▶ [EXERCISE OBJECTIVE] Below is a block of records; repeat all of them exactly.

▶ [RECORDS FOR THIS EXERCISE]
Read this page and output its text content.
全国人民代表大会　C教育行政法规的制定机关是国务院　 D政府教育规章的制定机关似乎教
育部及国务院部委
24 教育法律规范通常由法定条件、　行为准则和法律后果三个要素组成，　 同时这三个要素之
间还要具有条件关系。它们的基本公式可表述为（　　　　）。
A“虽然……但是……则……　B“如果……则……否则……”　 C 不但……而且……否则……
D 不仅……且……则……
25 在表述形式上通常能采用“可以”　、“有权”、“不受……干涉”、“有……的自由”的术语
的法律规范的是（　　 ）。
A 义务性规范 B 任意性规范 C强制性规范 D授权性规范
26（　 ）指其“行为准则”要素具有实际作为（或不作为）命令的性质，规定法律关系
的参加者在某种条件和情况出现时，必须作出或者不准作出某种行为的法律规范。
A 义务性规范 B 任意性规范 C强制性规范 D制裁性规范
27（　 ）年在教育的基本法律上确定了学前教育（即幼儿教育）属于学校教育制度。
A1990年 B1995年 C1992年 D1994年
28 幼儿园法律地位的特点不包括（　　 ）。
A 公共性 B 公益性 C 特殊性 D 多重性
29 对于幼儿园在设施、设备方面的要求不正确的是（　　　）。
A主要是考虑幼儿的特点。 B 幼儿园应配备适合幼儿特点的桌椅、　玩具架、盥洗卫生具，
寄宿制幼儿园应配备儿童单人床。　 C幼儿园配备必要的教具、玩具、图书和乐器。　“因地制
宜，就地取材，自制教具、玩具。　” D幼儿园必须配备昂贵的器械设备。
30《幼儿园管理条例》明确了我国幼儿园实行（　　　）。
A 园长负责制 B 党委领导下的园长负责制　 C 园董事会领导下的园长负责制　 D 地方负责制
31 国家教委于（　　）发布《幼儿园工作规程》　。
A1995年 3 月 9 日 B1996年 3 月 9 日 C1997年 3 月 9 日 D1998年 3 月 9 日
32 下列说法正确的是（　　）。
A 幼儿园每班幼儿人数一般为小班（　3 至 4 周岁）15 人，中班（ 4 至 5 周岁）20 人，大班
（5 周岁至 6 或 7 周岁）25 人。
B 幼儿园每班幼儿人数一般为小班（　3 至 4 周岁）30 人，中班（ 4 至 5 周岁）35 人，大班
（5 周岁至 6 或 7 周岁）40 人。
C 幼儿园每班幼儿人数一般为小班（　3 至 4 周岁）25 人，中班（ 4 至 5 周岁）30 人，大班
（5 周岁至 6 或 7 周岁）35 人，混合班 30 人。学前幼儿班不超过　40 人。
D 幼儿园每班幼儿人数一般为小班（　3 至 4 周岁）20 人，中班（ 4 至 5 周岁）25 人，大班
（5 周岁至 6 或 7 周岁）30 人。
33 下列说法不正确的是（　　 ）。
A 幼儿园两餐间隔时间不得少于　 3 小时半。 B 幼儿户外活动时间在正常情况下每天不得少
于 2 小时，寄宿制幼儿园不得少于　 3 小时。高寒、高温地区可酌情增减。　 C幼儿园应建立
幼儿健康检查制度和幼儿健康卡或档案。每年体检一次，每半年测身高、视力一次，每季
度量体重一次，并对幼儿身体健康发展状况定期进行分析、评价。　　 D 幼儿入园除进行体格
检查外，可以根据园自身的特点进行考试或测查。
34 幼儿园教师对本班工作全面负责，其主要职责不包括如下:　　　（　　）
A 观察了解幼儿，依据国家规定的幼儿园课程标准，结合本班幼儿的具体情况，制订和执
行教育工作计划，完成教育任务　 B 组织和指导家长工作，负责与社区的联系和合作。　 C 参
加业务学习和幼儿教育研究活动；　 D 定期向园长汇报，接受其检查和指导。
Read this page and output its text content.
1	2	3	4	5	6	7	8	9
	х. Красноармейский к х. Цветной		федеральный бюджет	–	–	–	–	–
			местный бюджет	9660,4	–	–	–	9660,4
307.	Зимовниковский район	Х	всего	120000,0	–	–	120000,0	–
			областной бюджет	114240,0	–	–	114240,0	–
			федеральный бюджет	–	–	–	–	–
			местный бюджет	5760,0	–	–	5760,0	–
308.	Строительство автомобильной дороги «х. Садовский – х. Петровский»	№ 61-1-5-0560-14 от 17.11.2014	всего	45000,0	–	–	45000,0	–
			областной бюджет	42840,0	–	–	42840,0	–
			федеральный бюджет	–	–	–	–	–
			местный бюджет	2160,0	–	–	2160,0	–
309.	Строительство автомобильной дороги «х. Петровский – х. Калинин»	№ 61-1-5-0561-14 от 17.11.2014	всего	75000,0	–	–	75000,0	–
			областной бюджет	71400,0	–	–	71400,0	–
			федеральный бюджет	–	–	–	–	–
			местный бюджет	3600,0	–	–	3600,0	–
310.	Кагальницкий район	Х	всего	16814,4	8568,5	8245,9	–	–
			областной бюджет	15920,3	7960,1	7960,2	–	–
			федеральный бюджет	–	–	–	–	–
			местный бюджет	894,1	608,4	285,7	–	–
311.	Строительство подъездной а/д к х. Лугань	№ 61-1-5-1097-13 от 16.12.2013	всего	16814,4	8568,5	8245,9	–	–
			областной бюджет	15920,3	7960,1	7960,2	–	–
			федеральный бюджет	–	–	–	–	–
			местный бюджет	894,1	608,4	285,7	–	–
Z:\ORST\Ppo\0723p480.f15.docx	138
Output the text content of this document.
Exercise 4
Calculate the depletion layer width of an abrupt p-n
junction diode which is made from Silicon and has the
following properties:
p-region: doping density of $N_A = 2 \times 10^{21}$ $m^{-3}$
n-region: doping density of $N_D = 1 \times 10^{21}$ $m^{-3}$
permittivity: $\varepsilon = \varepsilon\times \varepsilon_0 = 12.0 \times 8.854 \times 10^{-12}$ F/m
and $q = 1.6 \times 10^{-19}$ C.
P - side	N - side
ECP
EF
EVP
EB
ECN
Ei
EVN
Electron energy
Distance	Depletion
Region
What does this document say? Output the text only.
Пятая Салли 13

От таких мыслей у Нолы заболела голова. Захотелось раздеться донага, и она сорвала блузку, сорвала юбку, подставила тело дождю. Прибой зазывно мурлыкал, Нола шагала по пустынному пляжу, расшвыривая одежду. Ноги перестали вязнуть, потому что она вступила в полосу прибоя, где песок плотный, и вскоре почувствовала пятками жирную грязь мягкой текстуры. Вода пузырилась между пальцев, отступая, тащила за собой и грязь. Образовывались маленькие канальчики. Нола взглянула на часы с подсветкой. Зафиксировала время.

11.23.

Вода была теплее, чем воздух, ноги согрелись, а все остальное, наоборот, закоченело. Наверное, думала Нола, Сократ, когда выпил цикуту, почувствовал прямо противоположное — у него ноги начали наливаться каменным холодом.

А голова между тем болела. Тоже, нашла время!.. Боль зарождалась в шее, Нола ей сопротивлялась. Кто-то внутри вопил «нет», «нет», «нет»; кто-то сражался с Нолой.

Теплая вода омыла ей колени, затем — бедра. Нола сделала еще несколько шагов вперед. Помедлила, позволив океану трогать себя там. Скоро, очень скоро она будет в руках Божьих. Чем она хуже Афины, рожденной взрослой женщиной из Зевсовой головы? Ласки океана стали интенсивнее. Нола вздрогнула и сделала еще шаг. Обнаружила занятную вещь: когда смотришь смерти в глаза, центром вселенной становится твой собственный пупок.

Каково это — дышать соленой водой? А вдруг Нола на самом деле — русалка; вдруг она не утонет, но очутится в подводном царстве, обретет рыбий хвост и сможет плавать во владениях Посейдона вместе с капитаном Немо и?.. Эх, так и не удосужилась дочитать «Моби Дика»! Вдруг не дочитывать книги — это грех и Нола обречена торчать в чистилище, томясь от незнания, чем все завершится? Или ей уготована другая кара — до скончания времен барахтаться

▶ [SOLVED PROBLEM]
Read this page and output its text content.
全国人民代表大会　C教育行政法规的制定机关是国务院　 D政府教育规章的制定机关似乎教
育部及国务院部委
24 教育法律规范通常由法定条件、　行为准则和法律后果三个要素组成，　 同时这三个要素之
间还要具有条件关系。它们的基本公式可表述为（　　　　）。
A“虽然……但是……则……　B“如果……则……否则……”　 C 不但……而且……否则……
D 不仅……且……则……
25 在表述形式上通常能采用“可以”　、“有权”、“不受……干涉”、“有……的自由”的术语
的法律规范的是（　　 ）。
A 义务性规范 B 任意性规范 C强制性规范 D授权性规范
26（　 ）指其“行为准则”要素具有实际作为（或不作为）命令的性质，规定法律关系
的参加者在某种条件和情况出现时，必须作出或者不准作出某种行为的法律规范。
A 义务性规范 B 任意性规范 C强制性规范 D制裁性规范
27（　 ）年在教育的基本法律上确定了学前教育（即幼儿教育）属于学校教育制度。
A1990年 B1995年 C1992年 D1994年
28 幼儿园法律地位的特点不包括（　　 ）。
A 公共性 B 公益性 C 特殊性 D 多重性
29 对于幼儿园在设施、设备方面的要求不正确的是（　　　）。
A主要是考虑幼儿的特点。 B 幼儿园应配备适合幼儿特点的桌椅、　玩具架、盥洗卫生具，
寄宿制幼儿园应配备儿童单人床。　 C幼儿园配备必要的教具、玩具、图书和乐器。　“因地制
宜，就地取材，自制教具、玩具。　” D幼儿园必须配备昂贵的器械设备。
30《幼儿园管理条例》明确了我国幼儿园实行（　　　）。
A 园长负责制 B 党委领导下的园长负责制　 C 园董事会领导下的园长负责制　 D 地方负责制
31 国家教委于（　　）发布《幼儿园工作规程》　。
A1995年 3 月 9 日 B1996年 3 月 9 日 C1997年 3 月 9 日 D1998年 3 月 9 日
32 下列说法正确的是（　　）。
A 幼儿园每班幼儿人数一般为小班（　3 至 4 周岁）15 人，中班（ 4 至 5 周岁）20 人，大班
（5 周岁至 6 或 7 周岁）25 人。
B 幼儿园每班幼儿人数一般为小班（　3 至 4 周岁）30 人，中班（ 4 至 5 周岁）35 人，大班
（5 周岁至 6 或 7 周岁）40 人。
C 幼儿园每班幼儿人数一般为小班（　3 至 4 周岁）25 人，中班（ 4 至 5 周岁）30 人，大班
（5 周岁至 6 或 7 周岁）35 人，混合班 30 人。学前幼儿班不超过　40 人。
D 幼儿园每班幼儿人数一般为小班（　3 至 4 周岁）20 人，中班（ 4 至 5 周岁）25 人，大班
（5 周岁至 6 或 7 周岁）30 人。
33 下列说法不正确的是（　　 ）。
A 幼儿园两餐间隔时间不得少于　 3 小时半。 B 幼儿户外活动时间在正常情况下每天不得少
于 2 小时，寄宿制幼儿园不得少于　 3 小时。高寒、高温地区可酌情增减。　 C幼儿园应建立
幼儿健康检查制度和幼儿健康卡或档案。每年体检一次，每半年测身高、视力一次，每季
度量体重一次，并对幼儿身体健康发展状况定期进行分析、评价。　　 D 幼儿入园除进行体格
检查外，可以根据园自身的特点进行考试或测查。
34 幼儿园教师对本班工作全面负责，其主要职责不包括如下:　　　（　　）
A 观察了解幼儿，依据国家规定的幼儿园课程标准，结合本班幼儿的具体情况，制订和执
行教育工作计划，完成教育任务　 B 组织和指导家长工作，负责与社区的联系和合作。　 C 参
加业务学习和幼儿教育研究活动；　 D 定期向园长汇报，接受其检查和指导。
Read this page and output its text content.
1	2	3	4	5	6	7	8	9
	х. Красноармейский к х. Цветной		федеральный бюджет	–	–	–	–	–
			местный бюджет	9660,4	–	–	–	9660,4
307.	Зимовниковский район	Х	всего	120000,0	–	–	120000,0	–
			областной бюджет	114240,0	–	–	114240,0	–
			федеральный бюджет	–	–	–	–	–
			местный бюджет	5760,0	–	–	5760,0	–
308.	Строительство автомобильной дороги «х. Садовский – х. Петровский»	№ 61-1-5-0560-14 от 17.11.2014	всего	45000,0	–	–	45000,0	–
			областной бюджет	42840,0	–	–	42840,0	–
			федеральный бюджет	–	–	–	–	–
			местный бюджет	2160,0	–	–	2160,0	–
309.	Строительство автомобильной дороги «х. Петровский – х. Калинин»	№ 61-1-5-0561-14 от 17.11.2014	всего	75000,0	–	–	75000,0	–
			областной бюджет	71400,0	–	–	71400,0	–
			федеральный бюджет	–	–	–	–	–
			местный бюджет	3600,0	–	–	3600,0	–
310.	Кагальницкий район	Х	всего	16814,4	8568,5	8245,9	–	–
			областной бюджет	15920,3	7960,1	7960,2	–	–
			федеральный бюджет	–	–	–	–	–
			местный бюджет	894,1	608,4	285,7	–	–
311.	Строительство подъездной а/д к х. Лугань	№ 61-1-5-1097-13 от 16.12.2013	всего	16814,4	8568,5	8245,9	–	–
			областной бюджет	15920,3	7960,1	7960,2	–	–
			федеральный бюджет	–	–	–	–	–
			местный бюджет	894,1	608,4	285,7	–	–
Z:\ORST\Ppo\0723p480.f15.docx	138
Output the text content of this document.
Exercise 4
Calculate the depletion layer width of an abrupt p-n
junction diode which is made from Silicon and has the
following properties:
p-region: doping density of $N_A = 2 \times 10^{21}$ $m^{-3}$
n-region: doping density of $N_D = 1 \times 10^{21}$ $m^{-3}$
permittivity: $\varepsilon = \varepsilon\times \varepsilon_0 = 12.0 \times 8.854 \times 10^{-12}$ F/m
and $q = 1.6 \times 10^{-19}$ C.
P - side	N - side
ECP
EF
EVP
EB
ECN
Ei
EVN
Electron energy
Distance	Depletion
Region
What does this document say? Output the text only.
Пятая Салли 13

От таких мыслей у Нолы заболела голова. Захотелось раздеться донага, и она сорвала блузку, сорвала юбку, подставила тело дождю. Прибой зазывно мурлыкал, Нола шагала по пустынному пляжу, расшвыривая одежду. Ноги перестали вязнуть, потому что она вступила в полосу прибоя, где песок плотный, и вскоре почувствовала пятками жирную грязь мягкой текстуры. Вода пузырилась между пальцев, отступая, тащила за собой и грязь. Образовывались маленькие канальчики. Нола взглянула на часы с подсветкой. Зафиксировала время.

11.23.

Вода была теплее, чем воздух, ноги согрелись, а все остальное, наоборот, закоченело. Наверное, думала Нола, Сократ, когда выпил цикуту, почувствовал прямо противоположное — у него ноги начали наливаться каменным холодом.

А голова между тем болела. Тоже, нашла время!.. Боль зарождалась в шее, Нола ей сопротивлялась. Кто-то внутри вопил «нет», «нет», «нет»; кто-то сражался с Нолой.

Теплая вода омыла ей колени, затем — бедра. Нола сделала еще несколько шагов вперед. Помедлила, позволив океану трогать себя там. Скоро, очень скоро она будет в руках Божьих. Чем она хуже Афины, рожденной взрослой женщиной из Зевсовой головы? Ласки океана стали интенсивнее. Нола вздрогнула и сделала еще шаг. Обнаружила занятную вещь: когда смотришь смерти в глаза, центром вселенной становится твой собственный пупок.

Каково это — дышать соленой водой? А вдруг Нола на самом деле — русалка; вдруг она не утонет, но очутится в подводном царстве, обретет рыбий хвост и сможет плавать во владениях Посейдона вместе с капитаном Немо и?.. Эх, так и не удосужилась дочитать «Моби Дика»! Вдруг не дочитывать книги — это грех и Нола обречена торчать в чистилище, томясь от незнания, чем все завершится? Или ей уготована другая кара — до скончания времен барахтаться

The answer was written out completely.